Records
════════════════
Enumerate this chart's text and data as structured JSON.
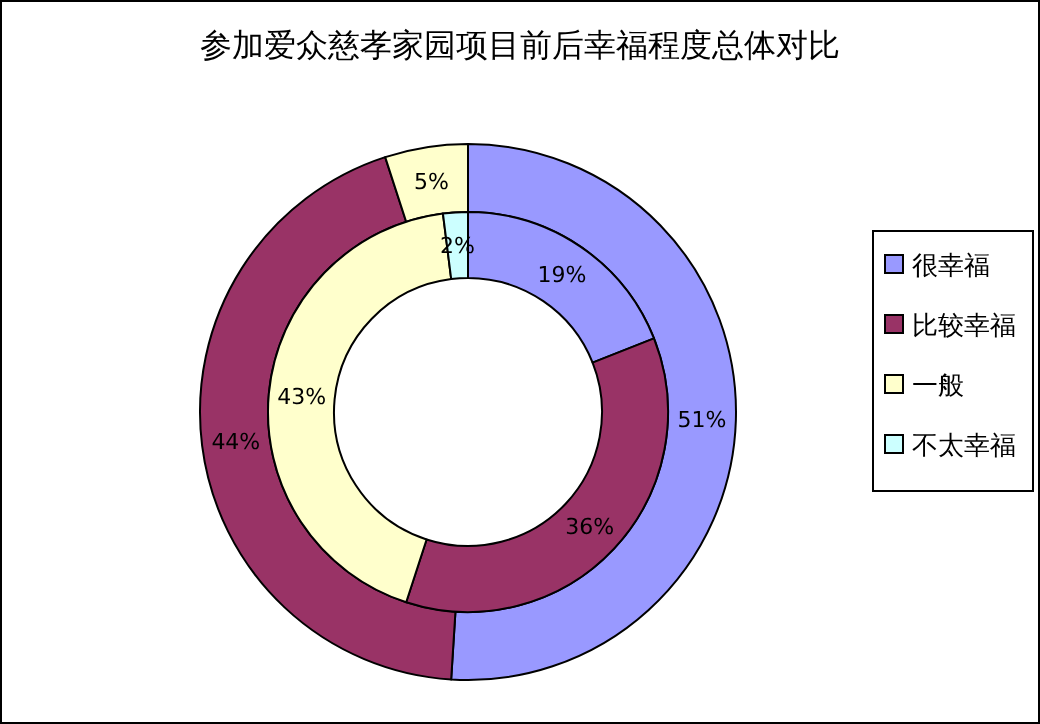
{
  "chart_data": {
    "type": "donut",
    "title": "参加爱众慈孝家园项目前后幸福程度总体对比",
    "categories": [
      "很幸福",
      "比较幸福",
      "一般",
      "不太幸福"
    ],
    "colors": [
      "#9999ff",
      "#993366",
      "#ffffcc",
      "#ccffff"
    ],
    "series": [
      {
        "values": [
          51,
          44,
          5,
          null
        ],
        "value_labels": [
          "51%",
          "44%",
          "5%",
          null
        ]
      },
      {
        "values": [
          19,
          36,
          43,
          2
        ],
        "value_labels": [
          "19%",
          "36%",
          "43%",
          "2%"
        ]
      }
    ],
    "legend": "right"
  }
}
════════════════
(Task details) Take the listing above and print it exactly, apart from the pictures.

(Solution to this exercise)
Enumerate this chart's text and data as structured JSON.
{
  "chart_data": {
    "type": "donut",
    "title": "参加爱众慈孝家园项目前后幸福程度总体对比",
    "categories": [
      "很幸福",
      "比较幸福",
      "一般",
      "不太幸福"
    ],
    "colors": [
      "#9999ff",
      "#993366",
      "#ffffcc",
      "#ccffff"
    ],
    "series": [
      {
        "values": [
          51,
          44,
          5,
          null
        ],
        "value_labels": [
          "51%",
          "44%",
          "5%",
          null
        ]
      },
      {
        "values": [
          19,
          36,
          43,
          2
        ],
        "value_labels": [
          "19%",
          "36%",
          "43%",
          "2%"
        ]
      }
    ],
    "legend": "right"
  }
}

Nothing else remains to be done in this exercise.